Directions for this task: Find each line with the string "Flag" and report it.

Materials provided:
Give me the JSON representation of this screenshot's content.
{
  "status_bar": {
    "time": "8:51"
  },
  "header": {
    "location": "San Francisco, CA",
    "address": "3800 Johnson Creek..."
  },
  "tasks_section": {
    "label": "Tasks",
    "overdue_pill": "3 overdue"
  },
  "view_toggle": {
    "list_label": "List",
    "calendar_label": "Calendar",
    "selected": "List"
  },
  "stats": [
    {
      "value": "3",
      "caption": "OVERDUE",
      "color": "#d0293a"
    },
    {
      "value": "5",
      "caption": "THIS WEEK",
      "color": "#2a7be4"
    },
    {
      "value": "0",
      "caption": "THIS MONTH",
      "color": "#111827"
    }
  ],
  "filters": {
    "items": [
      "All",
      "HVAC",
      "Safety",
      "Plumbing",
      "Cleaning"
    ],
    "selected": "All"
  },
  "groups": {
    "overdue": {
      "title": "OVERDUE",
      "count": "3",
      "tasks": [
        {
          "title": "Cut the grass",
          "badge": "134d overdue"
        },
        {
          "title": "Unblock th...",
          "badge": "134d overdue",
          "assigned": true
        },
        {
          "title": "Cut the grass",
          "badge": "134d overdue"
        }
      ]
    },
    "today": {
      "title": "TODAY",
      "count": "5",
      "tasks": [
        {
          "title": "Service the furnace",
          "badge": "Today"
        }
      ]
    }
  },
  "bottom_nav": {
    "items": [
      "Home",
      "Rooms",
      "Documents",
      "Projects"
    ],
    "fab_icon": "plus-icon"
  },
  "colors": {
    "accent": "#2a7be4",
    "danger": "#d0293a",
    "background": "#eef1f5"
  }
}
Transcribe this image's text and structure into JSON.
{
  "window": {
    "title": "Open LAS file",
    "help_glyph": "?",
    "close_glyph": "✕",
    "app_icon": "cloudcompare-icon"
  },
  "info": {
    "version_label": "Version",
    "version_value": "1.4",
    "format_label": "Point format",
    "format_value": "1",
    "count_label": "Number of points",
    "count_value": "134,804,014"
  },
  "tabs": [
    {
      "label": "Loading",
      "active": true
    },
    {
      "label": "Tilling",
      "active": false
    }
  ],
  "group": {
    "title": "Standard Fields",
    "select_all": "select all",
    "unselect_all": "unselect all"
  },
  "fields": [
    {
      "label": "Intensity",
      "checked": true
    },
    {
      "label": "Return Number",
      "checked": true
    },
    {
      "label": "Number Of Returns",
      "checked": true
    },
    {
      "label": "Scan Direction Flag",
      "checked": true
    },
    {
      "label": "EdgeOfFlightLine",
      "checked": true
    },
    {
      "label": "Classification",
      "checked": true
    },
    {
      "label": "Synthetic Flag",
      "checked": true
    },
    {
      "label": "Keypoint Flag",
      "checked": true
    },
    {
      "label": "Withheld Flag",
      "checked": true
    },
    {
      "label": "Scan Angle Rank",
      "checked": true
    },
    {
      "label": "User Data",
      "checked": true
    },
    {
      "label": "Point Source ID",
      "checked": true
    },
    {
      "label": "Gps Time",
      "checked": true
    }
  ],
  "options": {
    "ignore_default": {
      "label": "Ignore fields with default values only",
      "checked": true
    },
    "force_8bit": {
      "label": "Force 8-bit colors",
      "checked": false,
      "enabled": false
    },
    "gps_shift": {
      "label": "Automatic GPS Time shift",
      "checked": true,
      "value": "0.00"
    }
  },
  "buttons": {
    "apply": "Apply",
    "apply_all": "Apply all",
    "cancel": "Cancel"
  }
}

Result for this exercise:
      "label": "Scan Direction Flag",
      "label": "Synthetic Flag",
      "label": "Keypoint Flag",
      "label": "Withheld Flag",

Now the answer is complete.